> _Short task_: Transcribe everything in the data word for word. Pictures are left out.

> _Data provided_:

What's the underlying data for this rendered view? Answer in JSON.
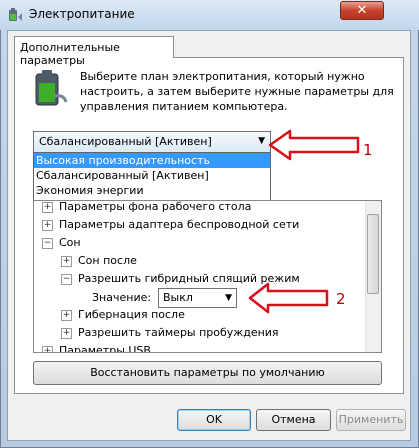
{
  "window": {
    "title": "Электропитание",
    "close_glyph": "✕"
  },
  "tab": {
    "label": "Дополнительные параметры"
  },
  "description": "Выберите план электропитания, который нужно настроить, а затем выберите нужные параметры для управления питанием компьютера.",
  "plan_select": {
    "value": "Сбалансированный [Активен]",
    "options": [
      "Высокая производительность",
      "Сбалансированный [Активен]",
      "Экономия энергии"
    ]
  },
  "tree": {
    "items": [
      {
        "label": "Параметры фона рабочего стола",
        "toggle": "+"
      },
      {
        "label": "Параметры адаптера беспроводной сети",
        "toggle": "+"
      },
      {
        "label": "Сон",
        "toggle": "−"
      },
      {
        "label": "Сон после",
        "toggle": "+"
      },
      {
        "label": "Разрешить гибридный спящий режим",
        "toggle": "−"
      },
      {
        "label": "Гибернация после",
        "toggle": "+"
      },
      {
        "label": "Разрешить таймеры пробуждения",
        "toggle": "+"
      },
      {
        "label": "Параметры USB",
        "toggle": "+"
      }
    ],
    "value_label": "Значение:",
    "value_select": "Выкл"
  },
  "buttons": {
    "restore": "Восстановить параметры по умолчанию",
    "ok": "OK",
    "cancel": "Отмена",
    "apply": "Применить"
  },
  "annotations": {
    "one": "1",
    "two": "2"
  },
  "colors": {
    "selection": "#3399ff",
    "annotation_red": "#c0000d",
    "battery_green": "#3fae2a"
  },
  "icons": {
    "app": "power-options-icon",
    "battery": "battery-icon"
  }
}
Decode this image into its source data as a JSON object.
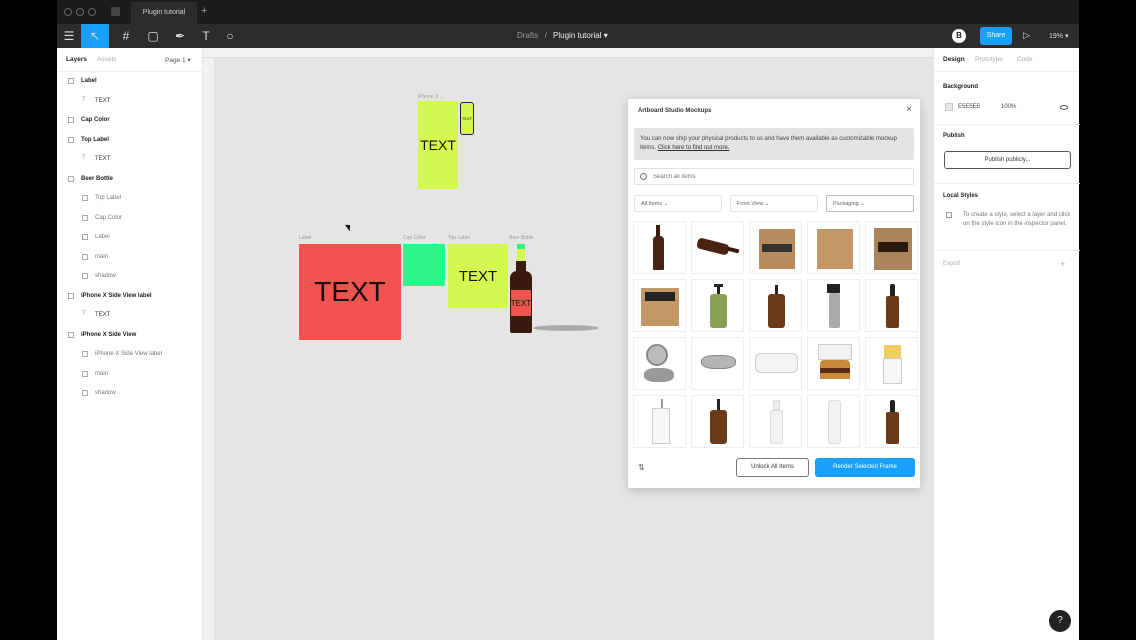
{
  "browser": {
    "tab_title": "Plugin tutorial",
    "new_tab": "+"
  },
  "toolbar": {
    "menu_icon": "☰",
    "move_icon": "↖",
    "frame_icon": "#",
    "shape_icon": "▢",
    "pen_icon": "✒",
    "text_icon": "T",
    "comment_icon": "○",
    "breadcrumb_team": "Drafts",
    "breadcrumb_sep": "/",
    "file_name": "Plugin tutorial ▾",
    "avatar": "B",
    "share_label": "Share",
    "play_icon": "▷",
    "zoom": "19% ▾"
  },
  "left_panel": {
    "tabs": {
      "layers": "Layers",
      "assets": "Assets",
      "page": "Page 1 ▾"
    },
    "layers": [
      {
        "label": "Label",
        "kind": "frame"
      },
      {
        "label": "TEXT",
        "kind": "text"
      },
      {
        "label": "Cap Color",
        "kind": "frame"
      },
      {
        "label": "Top Label",
        "kind": "frame"
      },
      {
        "label": "TEXT",
        "kind": "text"
      },
      {
        "label": "Beer Bottle",
        "kind": "frame"
      },
      {
        "label": "Top Label",
        "kind": "child"
      },
      {
        "label": "Cap Color",
        "kind": "child"
      },
      {
        "label": "Label",
        "kind": "child"
      },
      {
        "label": "main",
        "kind": "child"
      },
      {
        "label": "shadow",
        "kind": "child"
      },
      {
        "label": "iPhone X Side View label",
        "kind": "frame"
      },
      {
        "label": "TEXT",
        "kind": "text"
      },
      {
        "label": "iPhone X Side View",
        "kind": "frame"
      },
      {
        "label": "iPhone X Side View label",
        "kind": "child"
      },
      {
        "label": "main",
        "kind": "child"
      },
      {
        "label": "shadow",
        "kind": "child"
      }
    ]
  },
  "canvas": {
    "frames": {
      "iphone_label": "iPhone X ...",
      "iphone_text": "TEXT",
      "phone_text": "TEXT",
      "label_name": "Label",
      "label_text": "TEXT",
      "cap_name": "Cap Color",
      "top_label_name": "Top Label",
      "top_label_text": "TEXT",
      "bottle_name": "Beer Bottle",
      "bottle_text": "TEXT"
    },
    "colors": {
      "red": "#f25250",
      "green": "#2ef58a",
      "lime": "#d4f850",
      "bottle": "#5a2a1a"
    }
  },
  "plugin": {
    "title": "Artboard Studio Mockups",
    "close": "×",
    "notice_text": "You can now ship your physical products to us and have them available as customizable mockup items.",
    "notice_link": "Click here to find out more.",
    "search_placeholder": "Search all items",
    "filters": [
      "All Items ⌄",
      "Front View ⌄",
      "Packaging ⌄"
    ],
    "items": [
      "beer-bottle",
      "beer-bottle-lying",
      "six-pack-carton",
      "six-pack-carton",
      "six-pack-carton-open",
      "carton-box",
      "pump-bottle",
      "pump-bottle-amber",
      "spray-bottle",
      "dropper-bottle",
      "tin-can-open",
      "tin-can",
      "food-container",
      "burger-box",
      "fries-cup",
      "paper-cup",
      "pump-bottle-amber",
      "white-bottle",
      "white-tube",
      "dropper-bottle"
    ],
    "unlock_label": "Unlock All Items",
    "render_label": "Render Selected Frame"
  },
  "right_panel": {
    "tabs": {
      "design": "Design",
      "prototype": "Prototype",
      "code": "Code"
    },
    "background_title": "Background",
    "bg_hex": "E5E5E5",
    "bg_opacity": "100%",
    "publish_title": "Publish",
    "publish_button": "Publish publicly...",
    "local_styles_title": "Local Styles",
    "local_styles_text": "To create a style, select a layer and click on the style icon in the inspector panel.",
    "export_title": "Export",
    "export_plus": "+"
  },
  "help": "?"
}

> _Solved exercise_:
What's the underlying data for this rendered view? Answer in JSON.
{
  "window": {
    "title": "Электропитание",
    "close_glyph": "✕"
  },
  "tab": {
    "label": "Дополнительные параметры"
  },
  "description": "Выберите план электропитания, который нужно настроить, а затем выберите нужные параметры для управления питанием компьютера.",
  "plan_select": {
    "value": "Сбалансированный [Активен]",
    "options": [
      "Высокая производительность",
      "Сбалансированный [Активен]",
      "Экономия энергии"
    ]
  },
  "tree": {
    "items": [
      {
        "label": "Параметры фона рабочего стола",
        "toggle": "+"
      },
      {
        "label": "Параметры адаптера беспроводной сети",
        "toggle": "+"
      },
      {
        "label": "Сон",
        "toggle": "−"
      },
      {
        "label": "Сон после",
        "toggle": "+"
      },
      {
        "label": "Разрешить гибридный спящий режим",
        "toggle": "−"
      },
      {
        "label": "Гибернация после",
        "toggle": "+"
      },
      {
        "label": "Разрешить таймеры пробуждения",
        "toggle": "+"
      },
      {
        "label": "Параметры USB",
        "toggle": "+"
      }
    ],
    "value_label": "Значение:",
    "value_select": "Выкл"
  },
  "buttons": {
    "restore": "Восстановить параметры по умолчанию",
    "ok": "OK",
    "cancel": "Отмена",
    "apply": "Применить"
  },
  "annotations": {
    "one": "1",
    "two": "2"
  },
  "colors": {
    "selection": "#3399ff",
    "annotation_red": "#c0000d",
    "battery_green": "#3fae2a"
  },
  "icons": {
    "app": "power-options-icon",
    "battery": "battery-icon"
  }
}
Decode this image into its source data as a JSON object.
{
  "browser": {
    "tab_title": "Plugin tutorial",
    "new_tab": "+"
  },
  "toolbar": {
    "menu_icon": "☰",
    "move_icon": "↖",
    "frame_icon": "#",
    "shape_icon": "▢",
    "pen_icon": "✒",
    "text_icon": "T",
    "comment_icon": "○",
    "breadcrumb_team": "Drafts",
    "breadcrumb_sep": "/",
    "file_name": "Plugin tutorial ▾",
    "avatar": "B",
    "share_label": "Share",
    "play_icon": "▷",
    "zoom": "19% ▾"
  },
  "left_panel": {
    "tabs": {
      "layers": "Layers",
      "assets": "Assets",
      "page": "Page 1 ▾"
    },
    "layers": [
      {
        "label": "Label",
        "kind": "frame"
      },
      {
        "label": "TEXT",
        "kind": "text"
      },
      {
        "label": "Cap Color",
        "kind": "frame"
      },
      {
        "label": "Top Label",
        "kind": "frame"
      },
      {
        "label": "TEXT",
        "kind": "text"
      },
      {
        "label": "Beer Bottle",
        "kind": "frame"
      },
      {
        "label": "Top Label",
        "kind": "child"
      },
      {
        "label": "Cap Color",
        "kind": "child"
      },
      {
        "label": "Label",
        "kind": "child"
      },
      {
        "label": "main",
        "kind": "child"
      },
      {
        "label": "shadow",
        "kind": "child"
      },
      {
        "label": "iPhone X Side View label",
        "kind": "frame"
      },
      {
        "label": "TEXT",
        "kind": "text"
      },
      {
        "label": "iPhone X Side View",
        "kind": "frame"
      },
      {
        "label": "iPhone X Side View label",
        "kind": "child"
      },
      {
        "label": "main",
        "kind": "child"
      },
      {
        "label": "shadow",
        "kind": "child"
      }
    ]
  },
  "canvas": {
    "frames": {
      "iphone_label": "iPhone X ...",
      "iphone_text": "TEXT",
      "phone_text": "TEXT",
      "label_name": "Label",
      "label_text": "TEXT",
      "cap_name": "Cap Color",
      "top_label_name": "Top Label",
      "top_label_text": "TEXT",
      "bottle_name": "Beer Bottle",
      "bottle_text": "TEXT"
    },
    "colors": {
      "red": "#f25250",
      "green": "#2ef58a",
      "lime": "#d4f850",
      "bottle": "#5a2a1a"
    }
  },
  "plugin": {
    "title": "Artboard Studio Mockups",
    "close": "×",
    "notice_text": "You can now ship your physical products to us and have them available as customizable mockup items.",
    "notice_link": "Click here to find out more.",
    "search_placeholder": "Search all items",
    "filters": [
      "All Items ⌄",
      "Front View ⌄",
      "Packaging ⌄"
    ],
    "items": [
      "beer-bottle",
      "beer-bottle-lying",
      "six-pack-carton",
      "six-pack-carton",
      "six-pack-carton-open",
      "carton-box",
      "pump-bottle",
      "pump-bottle-amber",
      "spray-bottle",
      "dropper-bottle",
      "tin-can-open",
      "tin-can",
      "food-container",
      "burger-box",
      "fries-cup",
      "paper-cup",
      "pump-bottle-amber",
      "white-bottle",
      "white-tube",
      "dropper-bottle"
    ],
    "unlock_label": "Unlock All Items",
    "render_label": "Render Selected Frame"
  },
  "right_panel": {
    "tabs": {
      "design": "Design",
      "prototype": "Prototype",
      "code": "Code"
    },
    "background_title": "Background",
    "bg_hex": "E5E5E5",
    "bg_opacity": "100%",
    "publish_title": "Publish",
    "publish_button": "Publish publicly...",
    "local_styles_title": "Local Styles",
    "local_styles_text": "To create a style, select a layer and click on the style icon in the inspector panel.",
    "export_title": "Export",
    "export_plus": "+"
  },
  "help": "?"
}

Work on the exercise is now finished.